**EXERCISE PROMPT**
Copy out the data exactly, leaving the pictures behind.

**GIVEN DATA**
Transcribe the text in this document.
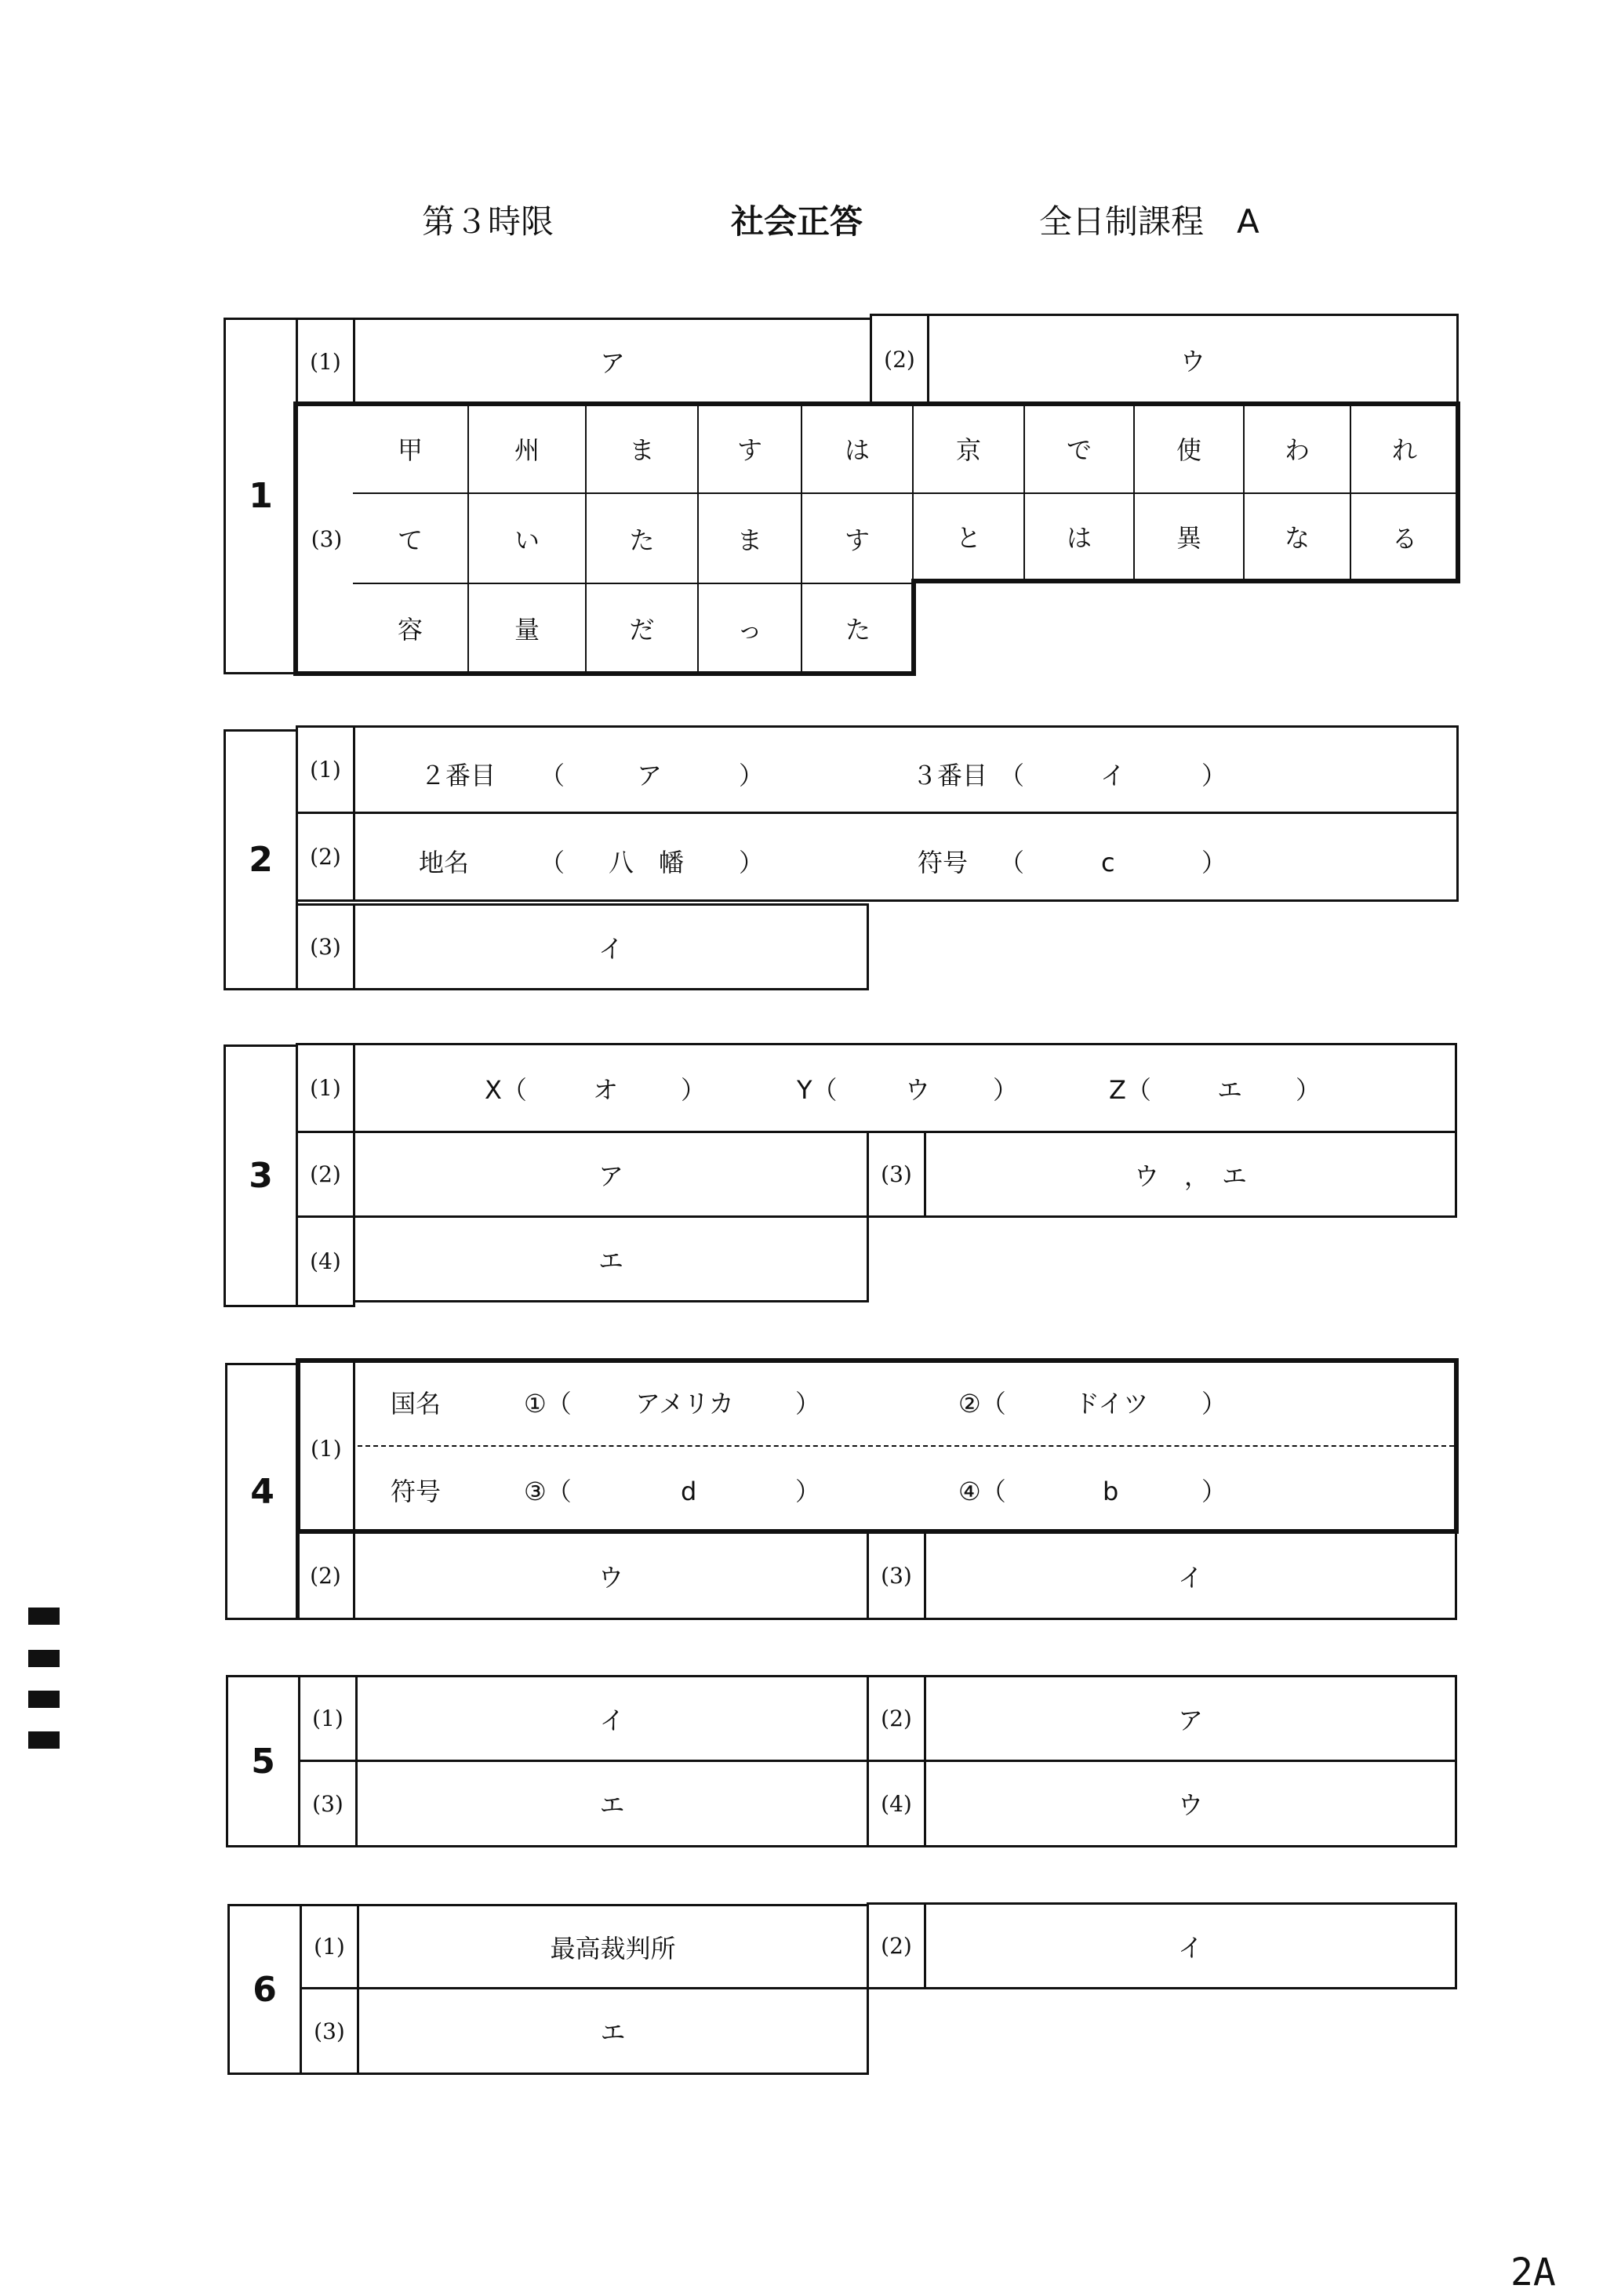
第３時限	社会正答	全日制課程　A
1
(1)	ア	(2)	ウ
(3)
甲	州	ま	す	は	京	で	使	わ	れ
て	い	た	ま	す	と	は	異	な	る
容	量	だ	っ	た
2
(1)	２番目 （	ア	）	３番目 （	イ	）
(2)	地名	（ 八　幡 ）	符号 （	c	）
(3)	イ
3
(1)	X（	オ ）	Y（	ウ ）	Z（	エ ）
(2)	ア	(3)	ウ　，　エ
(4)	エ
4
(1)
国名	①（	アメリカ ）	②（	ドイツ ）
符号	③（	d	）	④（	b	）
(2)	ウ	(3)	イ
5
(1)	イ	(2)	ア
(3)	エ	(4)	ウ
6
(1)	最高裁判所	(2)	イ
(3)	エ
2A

**TASK OUTPUT**
Transcribe the text in this document.
第３時限	社会正答	全日制課程　A
1
(1)	ア	(2)	ウ
(3)
甲	州	ま	す	は	京	で	使	わ	れ
て	い	た	ま	す	と	は	異	な	る
容	量	だ	っ	た
2
(1)	２番目 （	ア	）	３番目 （	イ	）
(2)	地名	（ 八　幡 ）	符号 （	c	）
(3)	イ
3
(1)	X（	オ ）	Y（	ウ ）	Z（	エ ）
(2)	ア	(3)	ウ　，　エ
(4)	エ
4
(1)
国名	①（	アメリカ ）	②（	ドイツ ）
符号	③（	d	）	④（	b	）
(2)	ウ	(3)	イ
5
(1)	イ	(2)	ア
(3)	エ	(4)	ウ
6
(1)	最高裁判所	(2)	イ
(3)	エ
2A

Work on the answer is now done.